== Stated exercise ==
Would you extract the whole listing below and retype it exactly?

== Extracted data ==

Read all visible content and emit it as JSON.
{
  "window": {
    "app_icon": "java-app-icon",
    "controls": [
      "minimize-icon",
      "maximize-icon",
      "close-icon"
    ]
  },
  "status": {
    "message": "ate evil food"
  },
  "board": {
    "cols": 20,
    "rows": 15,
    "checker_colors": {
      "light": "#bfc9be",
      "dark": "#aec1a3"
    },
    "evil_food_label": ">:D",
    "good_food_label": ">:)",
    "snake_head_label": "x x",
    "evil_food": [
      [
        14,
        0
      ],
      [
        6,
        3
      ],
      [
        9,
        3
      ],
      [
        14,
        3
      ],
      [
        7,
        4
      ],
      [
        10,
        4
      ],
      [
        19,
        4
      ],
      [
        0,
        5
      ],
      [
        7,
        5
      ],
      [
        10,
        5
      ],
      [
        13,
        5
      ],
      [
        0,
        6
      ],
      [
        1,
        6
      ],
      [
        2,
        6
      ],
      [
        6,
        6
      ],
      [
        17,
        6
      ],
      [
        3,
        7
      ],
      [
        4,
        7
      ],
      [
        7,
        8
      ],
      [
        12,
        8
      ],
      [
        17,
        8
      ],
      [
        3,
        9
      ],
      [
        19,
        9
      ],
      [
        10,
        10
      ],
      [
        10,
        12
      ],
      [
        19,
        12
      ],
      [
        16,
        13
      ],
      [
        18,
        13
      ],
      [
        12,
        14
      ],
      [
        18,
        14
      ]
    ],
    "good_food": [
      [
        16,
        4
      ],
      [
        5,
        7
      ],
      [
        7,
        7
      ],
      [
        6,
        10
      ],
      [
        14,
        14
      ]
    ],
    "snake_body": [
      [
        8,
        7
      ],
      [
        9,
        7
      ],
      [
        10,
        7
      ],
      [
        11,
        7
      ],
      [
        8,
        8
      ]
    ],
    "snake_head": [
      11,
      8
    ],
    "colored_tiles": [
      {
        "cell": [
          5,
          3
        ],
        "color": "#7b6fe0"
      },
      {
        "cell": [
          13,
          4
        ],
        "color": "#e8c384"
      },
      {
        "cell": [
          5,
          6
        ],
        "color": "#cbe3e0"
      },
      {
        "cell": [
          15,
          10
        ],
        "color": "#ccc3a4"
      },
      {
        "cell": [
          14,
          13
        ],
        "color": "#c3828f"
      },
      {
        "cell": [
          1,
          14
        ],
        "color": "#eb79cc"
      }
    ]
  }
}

== Output of the exercise ==
Read all visible content and emit it as JSON.
{
  "window": {
    "app_icon": "java-app-icon",
    "controls": [
      "minimize-icon",
      "maximize-icon",
      "close-icon"
    ]
  },
  "status": {
    "message": "ate evil food"
  },
  "board": {
    "cols": 20,
    "rows": 15,
    "checker_colors": {
      "light": "#bfc9be",
      "dark": "#aec1a3"
    },
    "evil_food_label": ">:D",
    "good_food_label": ">:)",
    "snake_head_label": "x x",
    "evil_food": [
      [
        14,
        0
      ],
      [
        6,
        3
      ],
      [
        9,
        3
      ],
      [
        14,
        3
      ],
      [
        7,
        4
      ],
      [
        10,
        4
      ],
      [
        19,
        4
      ],
      [
        0,
        5
      ],
      [
        7,
        5
      ],
      [
        10,
        5
      ],
      [
        13,
        5
      ],
      [
        0,
        6
      ],
      [
        1,
        6
      ],
      [
        2,
        6
      ],
      [
        6,
        6
      ],
      [
        17,
        6
      ],
      [
        3,
        7
      ],
      [
        4,
        7
      ],
      [
        7,
        8
      ],
      [
        12,
        8
      ],
      [
        17,
        8
      ],
      [
        3,
        9
      ],
      [
        19,
        9
      ],
      [
        10,
        10
      ],
      [
        10,
        12
      ],
      [
        19,
        12
      ],
      [
        16,
        13
      ],
      [
        18,
        13
      ],
      [
        12,
        14
      ],
      [
        18,
        14
      ]
    ],
    "good_food": [
      [
        16,
        4
      ],
      [
        5,
        7
      ],
      [
        7,
        7
      ],
      [
        6,
        10
      ],
      [
        14,
        14
      ]
    ],
    "snake_body": [
      [
        8,
        7
      ],
      [
        9,
        7
      ],
      [
        10,
        7
      ],
      [
        11,
        7
      ],
      [
        8,
        8
      ]
    ],
    "snake_head": [
      11,
      8
    ],
    "colored_tiles": [
      {
        "cell": [
          5,
          3
        ],
        "color": "#7b6fe0"
      },
      {
        "cell": [
          13,
          4
        ],
        "color": "#e8c384"
      },
      {
        "cell": [
          5,
          6
        ],
        "color": "#cbe3e0"
      },
      {
        "cell": [
          15,
          10
        ],
        "color": "#ccc3a4"
      },
      {
        "cell": [
          14,
          13
        ],
        "color": "#c3828f"
      },
      {
        "cell": [
          1,
          14
        ],
        "color": "#eb79cc"
      }
    ]
  }
}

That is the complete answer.